# Work to complete
Please copy each line of the data that includes the string "link".

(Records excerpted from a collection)
--- START ---

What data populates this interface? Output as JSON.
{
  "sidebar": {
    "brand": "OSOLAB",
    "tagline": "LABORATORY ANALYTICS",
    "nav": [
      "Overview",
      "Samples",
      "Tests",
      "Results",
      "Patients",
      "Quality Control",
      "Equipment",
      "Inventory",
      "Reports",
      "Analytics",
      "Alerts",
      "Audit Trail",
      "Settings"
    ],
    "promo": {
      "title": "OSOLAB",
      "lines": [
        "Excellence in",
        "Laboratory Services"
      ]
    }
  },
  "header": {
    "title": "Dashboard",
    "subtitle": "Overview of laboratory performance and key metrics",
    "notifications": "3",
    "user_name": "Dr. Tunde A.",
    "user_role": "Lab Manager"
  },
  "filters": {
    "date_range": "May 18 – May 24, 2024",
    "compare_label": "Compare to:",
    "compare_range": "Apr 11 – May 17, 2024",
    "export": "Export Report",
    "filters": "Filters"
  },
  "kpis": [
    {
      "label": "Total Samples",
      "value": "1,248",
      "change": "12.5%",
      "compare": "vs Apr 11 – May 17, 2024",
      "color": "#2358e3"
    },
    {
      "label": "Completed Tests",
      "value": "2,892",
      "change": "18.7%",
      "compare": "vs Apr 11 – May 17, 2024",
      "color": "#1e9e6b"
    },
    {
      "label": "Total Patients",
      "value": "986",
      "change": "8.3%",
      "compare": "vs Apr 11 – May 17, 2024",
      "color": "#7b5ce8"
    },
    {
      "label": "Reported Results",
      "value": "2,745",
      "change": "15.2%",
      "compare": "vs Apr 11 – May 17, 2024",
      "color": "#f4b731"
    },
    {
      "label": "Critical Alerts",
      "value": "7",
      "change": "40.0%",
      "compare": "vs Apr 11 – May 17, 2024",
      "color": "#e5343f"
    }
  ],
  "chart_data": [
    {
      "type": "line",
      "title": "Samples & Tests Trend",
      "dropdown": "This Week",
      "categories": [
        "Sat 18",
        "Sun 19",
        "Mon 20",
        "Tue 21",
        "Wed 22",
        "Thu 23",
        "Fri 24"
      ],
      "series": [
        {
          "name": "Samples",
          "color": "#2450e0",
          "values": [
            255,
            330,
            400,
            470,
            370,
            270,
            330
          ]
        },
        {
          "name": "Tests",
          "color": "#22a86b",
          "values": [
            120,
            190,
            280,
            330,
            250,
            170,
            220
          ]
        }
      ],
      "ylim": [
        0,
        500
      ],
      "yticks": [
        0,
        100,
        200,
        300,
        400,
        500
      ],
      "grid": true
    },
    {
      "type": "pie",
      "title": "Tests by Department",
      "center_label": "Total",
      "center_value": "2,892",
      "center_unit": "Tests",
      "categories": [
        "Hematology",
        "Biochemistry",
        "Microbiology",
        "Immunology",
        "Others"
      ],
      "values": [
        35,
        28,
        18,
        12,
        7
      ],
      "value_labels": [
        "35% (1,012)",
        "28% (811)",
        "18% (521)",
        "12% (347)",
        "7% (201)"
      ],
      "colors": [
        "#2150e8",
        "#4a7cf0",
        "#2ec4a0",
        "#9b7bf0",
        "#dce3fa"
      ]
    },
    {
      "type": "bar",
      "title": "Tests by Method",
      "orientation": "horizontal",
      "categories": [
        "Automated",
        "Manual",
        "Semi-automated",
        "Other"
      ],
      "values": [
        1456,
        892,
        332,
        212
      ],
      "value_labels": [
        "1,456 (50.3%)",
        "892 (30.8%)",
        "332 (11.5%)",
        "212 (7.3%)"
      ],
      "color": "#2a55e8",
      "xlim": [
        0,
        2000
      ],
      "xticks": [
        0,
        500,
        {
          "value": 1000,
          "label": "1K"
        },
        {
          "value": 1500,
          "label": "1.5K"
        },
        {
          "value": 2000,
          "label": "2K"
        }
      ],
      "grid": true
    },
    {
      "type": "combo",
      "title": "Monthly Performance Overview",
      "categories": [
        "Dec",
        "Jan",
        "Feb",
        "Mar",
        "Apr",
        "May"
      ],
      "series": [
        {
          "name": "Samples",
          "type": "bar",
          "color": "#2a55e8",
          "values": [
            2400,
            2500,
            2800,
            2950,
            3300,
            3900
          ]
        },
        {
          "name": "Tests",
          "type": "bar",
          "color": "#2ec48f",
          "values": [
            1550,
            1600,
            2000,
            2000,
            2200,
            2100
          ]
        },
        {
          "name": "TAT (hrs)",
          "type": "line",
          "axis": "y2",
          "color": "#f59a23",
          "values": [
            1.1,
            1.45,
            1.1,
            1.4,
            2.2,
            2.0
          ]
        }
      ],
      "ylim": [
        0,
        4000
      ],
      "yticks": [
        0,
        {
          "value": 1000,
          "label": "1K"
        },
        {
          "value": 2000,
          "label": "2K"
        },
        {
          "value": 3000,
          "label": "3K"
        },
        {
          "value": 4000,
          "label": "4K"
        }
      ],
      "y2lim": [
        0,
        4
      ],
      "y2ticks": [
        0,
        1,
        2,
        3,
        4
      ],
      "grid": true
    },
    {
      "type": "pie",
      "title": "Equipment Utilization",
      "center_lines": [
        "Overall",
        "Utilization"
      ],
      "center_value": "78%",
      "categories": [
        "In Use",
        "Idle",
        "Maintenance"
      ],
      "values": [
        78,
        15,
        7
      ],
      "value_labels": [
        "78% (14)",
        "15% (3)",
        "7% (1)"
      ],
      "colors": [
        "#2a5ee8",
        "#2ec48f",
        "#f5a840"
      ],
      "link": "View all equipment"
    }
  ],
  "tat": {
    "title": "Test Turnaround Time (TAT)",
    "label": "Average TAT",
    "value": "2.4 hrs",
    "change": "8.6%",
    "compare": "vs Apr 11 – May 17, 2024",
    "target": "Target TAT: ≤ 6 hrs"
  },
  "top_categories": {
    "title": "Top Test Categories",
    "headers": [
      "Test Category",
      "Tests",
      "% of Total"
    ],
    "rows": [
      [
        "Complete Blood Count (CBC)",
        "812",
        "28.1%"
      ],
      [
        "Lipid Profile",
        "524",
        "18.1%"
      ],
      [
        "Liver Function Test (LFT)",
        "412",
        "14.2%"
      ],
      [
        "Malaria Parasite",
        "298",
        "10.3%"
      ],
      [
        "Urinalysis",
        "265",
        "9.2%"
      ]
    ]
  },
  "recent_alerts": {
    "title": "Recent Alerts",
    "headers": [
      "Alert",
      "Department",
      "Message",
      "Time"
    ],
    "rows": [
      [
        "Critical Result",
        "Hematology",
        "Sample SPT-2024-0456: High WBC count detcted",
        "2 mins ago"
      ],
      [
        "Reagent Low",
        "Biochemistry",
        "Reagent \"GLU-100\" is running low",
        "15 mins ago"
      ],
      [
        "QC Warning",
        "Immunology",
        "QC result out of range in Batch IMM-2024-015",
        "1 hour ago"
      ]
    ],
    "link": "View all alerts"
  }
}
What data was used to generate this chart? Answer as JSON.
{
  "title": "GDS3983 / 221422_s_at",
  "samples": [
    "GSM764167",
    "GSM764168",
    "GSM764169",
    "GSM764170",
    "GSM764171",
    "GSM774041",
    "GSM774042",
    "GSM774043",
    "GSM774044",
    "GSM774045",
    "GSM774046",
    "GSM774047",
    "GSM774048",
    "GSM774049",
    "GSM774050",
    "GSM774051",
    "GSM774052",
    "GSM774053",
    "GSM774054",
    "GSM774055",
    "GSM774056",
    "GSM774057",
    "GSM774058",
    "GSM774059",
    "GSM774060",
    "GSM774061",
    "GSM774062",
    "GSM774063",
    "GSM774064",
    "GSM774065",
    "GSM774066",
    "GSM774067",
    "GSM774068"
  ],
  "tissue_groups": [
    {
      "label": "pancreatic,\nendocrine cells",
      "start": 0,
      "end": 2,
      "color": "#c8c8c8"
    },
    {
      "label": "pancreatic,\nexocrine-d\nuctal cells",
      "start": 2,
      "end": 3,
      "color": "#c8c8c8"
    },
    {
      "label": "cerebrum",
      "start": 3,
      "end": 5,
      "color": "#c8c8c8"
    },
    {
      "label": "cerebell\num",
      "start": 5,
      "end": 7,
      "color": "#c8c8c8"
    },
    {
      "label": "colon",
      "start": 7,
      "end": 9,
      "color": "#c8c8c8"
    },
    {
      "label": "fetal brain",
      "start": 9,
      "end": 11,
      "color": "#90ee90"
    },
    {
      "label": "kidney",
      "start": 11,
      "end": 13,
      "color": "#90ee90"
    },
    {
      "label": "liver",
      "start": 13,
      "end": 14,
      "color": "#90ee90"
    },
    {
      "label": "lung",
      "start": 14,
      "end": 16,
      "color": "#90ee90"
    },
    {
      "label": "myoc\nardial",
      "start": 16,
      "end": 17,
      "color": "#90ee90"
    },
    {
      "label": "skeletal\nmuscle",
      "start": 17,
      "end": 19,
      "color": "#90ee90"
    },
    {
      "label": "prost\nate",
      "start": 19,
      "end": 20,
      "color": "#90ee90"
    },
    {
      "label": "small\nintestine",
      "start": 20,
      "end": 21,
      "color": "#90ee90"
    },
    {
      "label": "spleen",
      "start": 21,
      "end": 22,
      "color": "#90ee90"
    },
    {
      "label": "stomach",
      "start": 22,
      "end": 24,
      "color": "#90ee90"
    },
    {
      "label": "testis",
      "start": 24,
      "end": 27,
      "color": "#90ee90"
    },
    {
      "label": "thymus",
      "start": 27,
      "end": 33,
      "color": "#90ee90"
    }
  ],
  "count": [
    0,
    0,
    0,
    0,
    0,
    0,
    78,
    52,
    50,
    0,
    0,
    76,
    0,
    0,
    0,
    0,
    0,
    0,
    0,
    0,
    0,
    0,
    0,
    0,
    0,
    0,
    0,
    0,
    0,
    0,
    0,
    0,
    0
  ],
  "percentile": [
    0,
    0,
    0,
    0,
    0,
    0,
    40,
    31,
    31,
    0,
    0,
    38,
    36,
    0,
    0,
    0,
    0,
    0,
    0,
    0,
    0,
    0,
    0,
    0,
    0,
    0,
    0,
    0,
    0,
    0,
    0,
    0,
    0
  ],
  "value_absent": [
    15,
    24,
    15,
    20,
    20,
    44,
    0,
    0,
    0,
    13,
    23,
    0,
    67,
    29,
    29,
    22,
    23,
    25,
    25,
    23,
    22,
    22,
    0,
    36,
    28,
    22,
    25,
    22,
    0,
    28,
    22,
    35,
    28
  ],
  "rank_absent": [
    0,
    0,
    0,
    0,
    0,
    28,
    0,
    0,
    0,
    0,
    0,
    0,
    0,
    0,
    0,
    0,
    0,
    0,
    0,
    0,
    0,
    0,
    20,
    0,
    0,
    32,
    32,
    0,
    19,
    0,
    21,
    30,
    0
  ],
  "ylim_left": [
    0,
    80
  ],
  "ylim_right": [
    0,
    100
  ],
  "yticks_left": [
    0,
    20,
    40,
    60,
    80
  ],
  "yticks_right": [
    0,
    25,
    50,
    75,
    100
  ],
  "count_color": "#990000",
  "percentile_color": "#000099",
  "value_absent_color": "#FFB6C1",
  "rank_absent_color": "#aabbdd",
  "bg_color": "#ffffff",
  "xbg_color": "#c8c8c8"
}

--- END ---

# Result
      "link": "View all equipment"
    "link": "View all alerts"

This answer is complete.